AUFGABEN:
**1.** Liste alle Gruppen auf, die der Text zum Klimaschutz beim Namen nennt.
**2.** Gib bitte einen Abschnitt aus dem Text zum Klimaschutz wortgetreu wieder. Beginne bei den Worten „Immer mehr Menschen“ und höre nach „Die konkreten Forderungen.“ auf.
**3.** Beantworte die folgenden Fragen zum Text zum Klimaschutz.
(a) Welche Abkürzung gibt der Text für Extinction Rebellion an?
(b) Wie lautet die Zwischenüberschrift?
(c) Seit wann beschäftigt sich die schreibende Person verstärkt mit Themen wie der Klimakrise?

SEITE:
────────

Immer mehr Menschen fordern den Schutz von Klima, natürlichen Ressourcen und Öko-Systemen – kurz des Lebens auf diesem Planeten. Doch was genau müsste sich strukturell ändern, um zu einer klimafreundlichen Gesellschaft zu gelangen? Ein paar Antworten.
Das Ende der gewohnten Welt
Sicherlich habt ihr schon bemerkt, dass ich mich seit einigen Wochen verstärkt mit den derzeit aktuellen Themen wie Klimakrise, Artensterben und Ende sämtlicher Ressourcen beschäftige. Ich habe mich mit Menschen von Fridays for Future, Extinction Rebellion (XR), Ende Gelände und vielen mehr getroffen. Bei allen Gesprächen und Vorträgen kam mir eines ein bisschen (nur ein bisschen!) zur kurz: Die konkreten Forderungen.

────────

BEREITGESTELLTE DATEN:
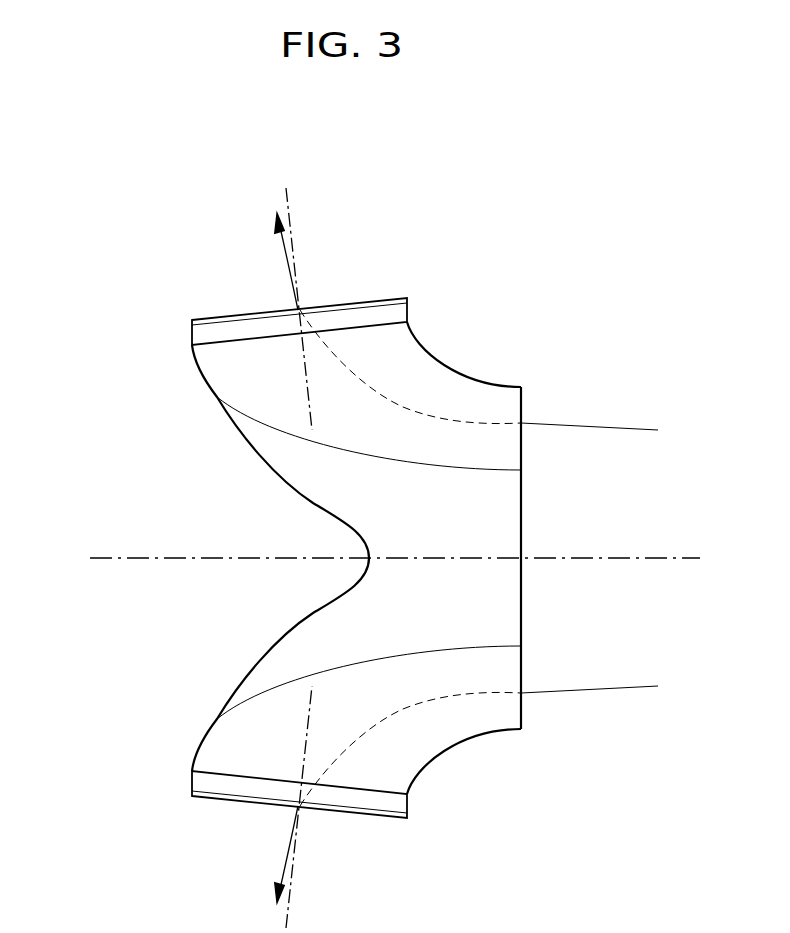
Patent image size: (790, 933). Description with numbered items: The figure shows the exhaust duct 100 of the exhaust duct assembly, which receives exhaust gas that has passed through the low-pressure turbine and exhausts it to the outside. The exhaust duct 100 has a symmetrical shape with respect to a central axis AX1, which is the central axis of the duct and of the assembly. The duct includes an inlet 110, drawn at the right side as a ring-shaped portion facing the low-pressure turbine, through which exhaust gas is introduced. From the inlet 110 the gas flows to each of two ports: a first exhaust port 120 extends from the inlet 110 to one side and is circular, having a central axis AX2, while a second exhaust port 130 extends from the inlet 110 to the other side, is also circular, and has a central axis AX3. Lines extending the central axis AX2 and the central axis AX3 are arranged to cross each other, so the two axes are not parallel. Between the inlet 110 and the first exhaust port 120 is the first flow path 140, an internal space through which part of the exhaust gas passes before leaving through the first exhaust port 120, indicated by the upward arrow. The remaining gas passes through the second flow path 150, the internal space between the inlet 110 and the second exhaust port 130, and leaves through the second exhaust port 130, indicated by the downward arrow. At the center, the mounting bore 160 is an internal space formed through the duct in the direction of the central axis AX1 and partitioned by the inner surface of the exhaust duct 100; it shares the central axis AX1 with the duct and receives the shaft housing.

The exhaust duct 100 is at (642, 199).
The inlet 110 is at (538, 515).
The first exhaust port 120 is at (181, 338).
The second exhaust port 130 is at (182, 778).
The first flow path 140 is at (437, 398).
The second flow path 150 is at (437, 718).
The mounting bore 160 is at (368, 495).
The central axis AX1 is at (395, 576).
The central axis of the first exhaust port AX2 is at (308, 309).
The central axis of the second exhaust port AX3 is at (308, 807).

────────

LÖSUNGEN:
**1.**
Fridays for Future
Extinction Rebellion (XR)
Ende Gelände

**2.**
Immer mehr Menschen fordern den Schutz von Klima, natürlichen Ressourcen und Öko-Systemen – kurz des Lebens auf diesem Planeten. Doch was genau müsste sich strukturell ändern, um zu einer klimafreundlichen Gesellschaft zu gelangen? Ein paar Antworten.
Das Ende der gewohnten Welt
Sicherlich habt ihr schon bemerkt, dass ich mich seit einigen Wochen verstärkt mit den derzeit aktuellen Themen wie Klimakrise, Artensterben und Ende sämtlicher Ressourcen beschäftige. Ich habe mich mit Menschen von Fridays for Future, Extinction Rebellion (XR), Ende Gelände und vielen mehr getroffen. Bei allen Gesprächen und Vorträgen kam mir eines ein bisschen (nur ein bisschen!) zur kurz: Die konkreten Forderungen.

**3.**
(a) XR
(b) Das Ende der gewohnten Welt
(c) Seit einigen Wochen